EXERCISE BRIEF: Go through the records and copy each line where the word "condición" occurs.

Records:
====

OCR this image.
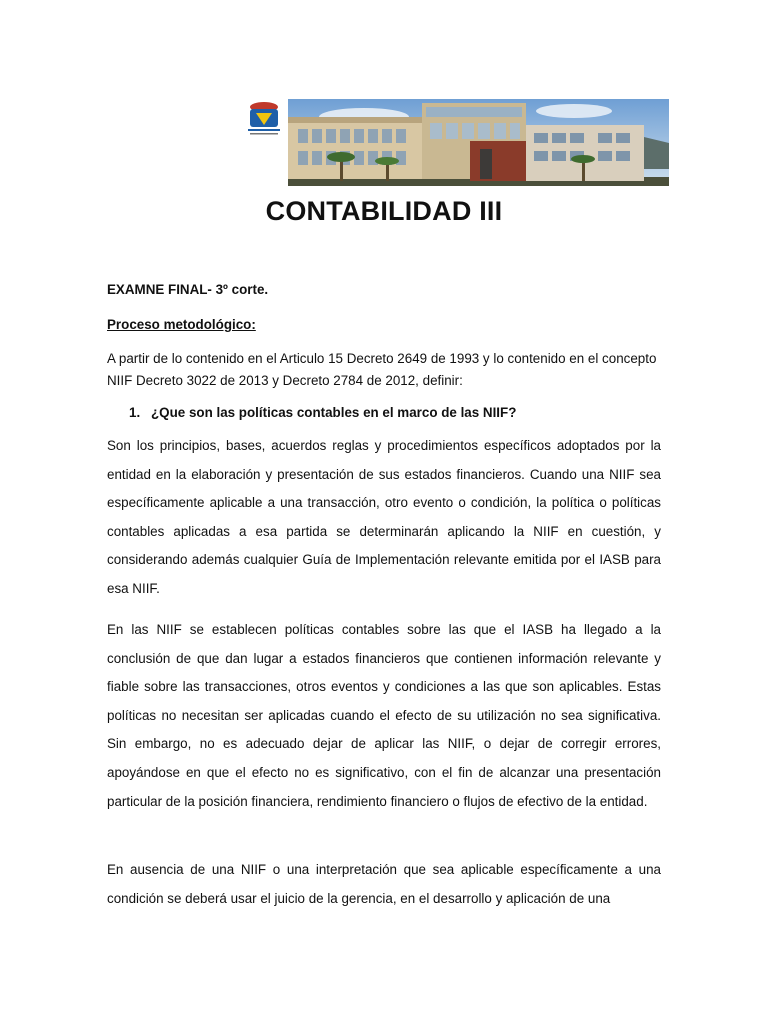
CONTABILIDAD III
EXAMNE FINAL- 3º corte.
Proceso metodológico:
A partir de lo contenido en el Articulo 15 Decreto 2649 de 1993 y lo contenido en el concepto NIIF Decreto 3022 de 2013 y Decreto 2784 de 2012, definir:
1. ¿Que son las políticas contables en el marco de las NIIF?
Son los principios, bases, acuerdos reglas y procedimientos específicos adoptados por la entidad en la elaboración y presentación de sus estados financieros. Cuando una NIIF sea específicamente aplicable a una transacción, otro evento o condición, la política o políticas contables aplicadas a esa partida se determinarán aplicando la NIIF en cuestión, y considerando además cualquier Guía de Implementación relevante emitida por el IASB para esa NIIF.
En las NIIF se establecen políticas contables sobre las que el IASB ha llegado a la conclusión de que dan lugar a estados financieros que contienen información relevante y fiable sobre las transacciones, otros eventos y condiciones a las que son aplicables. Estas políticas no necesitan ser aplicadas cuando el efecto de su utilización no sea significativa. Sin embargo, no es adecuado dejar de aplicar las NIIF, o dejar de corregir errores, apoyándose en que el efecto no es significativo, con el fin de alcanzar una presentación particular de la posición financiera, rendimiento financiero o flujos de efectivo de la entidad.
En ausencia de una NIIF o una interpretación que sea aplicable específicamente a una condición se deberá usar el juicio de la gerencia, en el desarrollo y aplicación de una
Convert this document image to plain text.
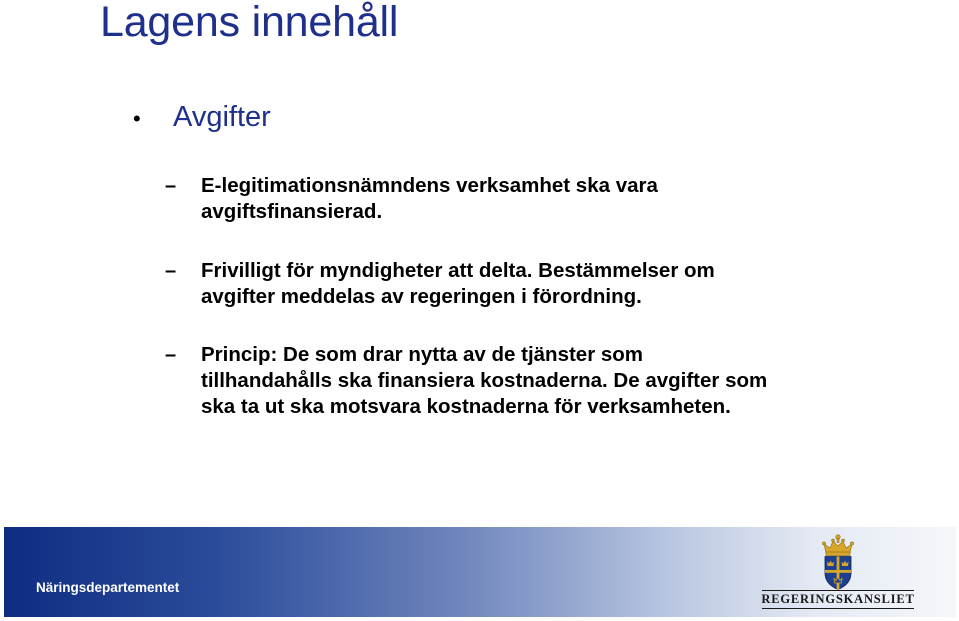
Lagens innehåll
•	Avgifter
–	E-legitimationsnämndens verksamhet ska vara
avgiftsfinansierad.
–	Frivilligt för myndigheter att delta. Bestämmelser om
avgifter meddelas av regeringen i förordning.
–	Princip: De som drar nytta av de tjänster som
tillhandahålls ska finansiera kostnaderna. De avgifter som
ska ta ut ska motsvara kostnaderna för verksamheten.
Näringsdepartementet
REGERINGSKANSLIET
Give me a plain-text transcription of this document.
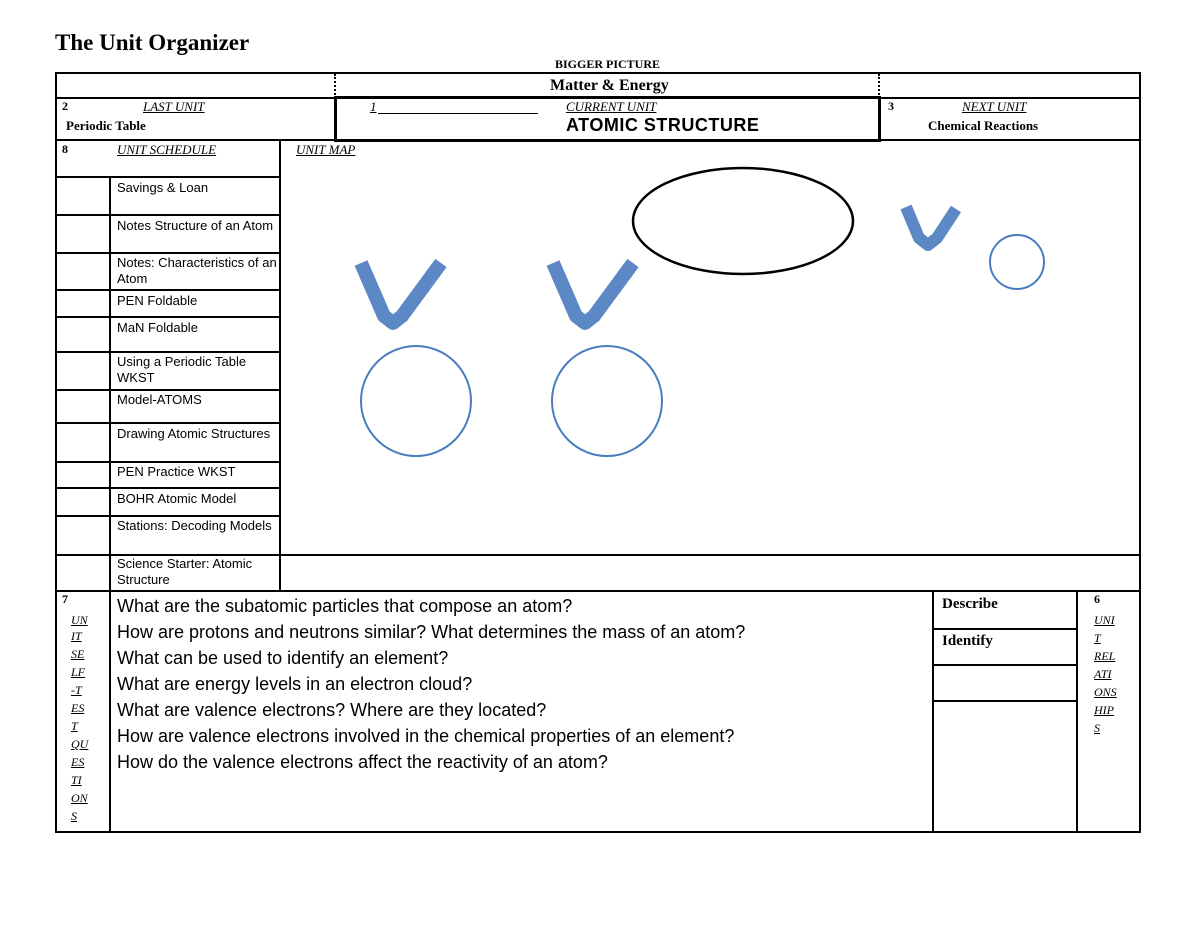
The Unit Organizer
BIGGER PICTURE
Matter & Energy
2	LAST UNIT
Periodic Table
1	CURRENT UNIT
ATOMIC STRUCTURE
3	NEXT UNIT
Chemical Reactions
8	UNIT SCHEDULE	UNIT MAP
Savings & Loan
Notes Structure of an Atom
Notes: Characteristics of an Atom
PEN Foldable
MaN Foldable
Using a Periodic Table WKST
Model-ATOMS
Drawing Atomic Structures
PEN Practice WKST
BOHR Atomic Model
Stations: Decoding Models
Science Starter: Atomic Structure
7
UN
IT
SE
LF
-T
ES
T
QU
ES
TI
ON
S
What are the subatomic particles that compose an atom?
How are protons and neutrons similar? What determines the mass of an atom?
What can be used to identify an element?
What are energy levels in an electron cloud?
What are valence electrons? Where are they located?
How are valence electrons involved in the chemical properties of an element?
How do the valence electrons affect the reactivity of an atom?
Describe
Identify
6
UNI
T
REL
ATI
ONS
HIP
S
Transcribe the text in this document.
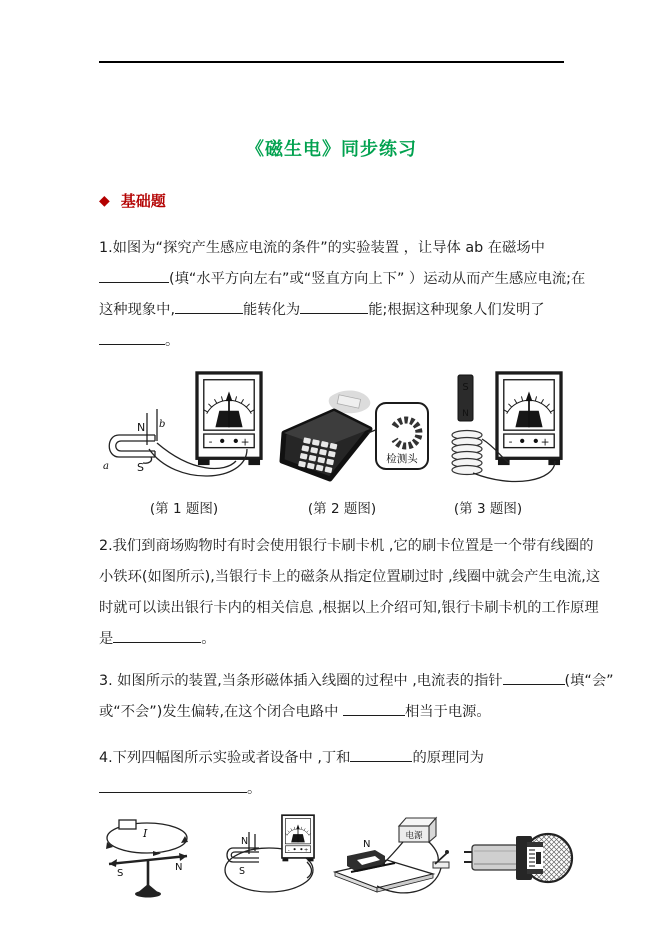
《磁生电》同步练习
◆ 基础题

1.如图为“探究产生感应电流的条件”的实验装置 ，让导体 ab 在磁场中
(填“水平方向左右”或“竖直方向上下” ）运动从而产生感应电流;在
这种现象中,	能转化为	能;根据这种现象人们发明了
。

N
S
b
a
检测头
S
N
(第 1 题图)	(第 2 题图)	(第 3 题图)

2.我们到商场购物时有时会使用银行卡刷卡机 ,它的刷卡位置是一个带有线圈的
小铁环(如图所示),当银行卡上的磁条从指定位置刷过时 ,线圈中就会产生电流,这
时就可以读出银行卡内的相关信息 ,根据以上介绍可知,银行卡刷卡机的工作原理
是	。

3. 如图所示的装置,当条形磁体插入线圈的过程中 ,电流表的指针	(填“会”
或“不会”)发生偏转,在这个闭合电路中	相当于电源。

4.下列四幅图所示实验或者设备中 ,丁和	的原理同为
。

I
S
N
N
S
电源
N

====

THE RESULT:
Son los principios, bases, acuerdos reglas y procedimientos específicos adoptados por la entidad en la elaboración y presentación de sus estados financieros. Cuando una NIIF sea específicamente aplicable a una transacción, otro evento o condición, la política o políticas contables aplicadas a esa partida se determinarán aplicando la NIIF en cuestión, y considerando además cualquier Guía de Implementación relevante emitida por el IASB para esa NIIF.
En ausencia de una NIIF o una interpretación que sea aplicable específicamente a una condición se deberá usar el juicio de la gerencia, en el desarrollo y aplicación de una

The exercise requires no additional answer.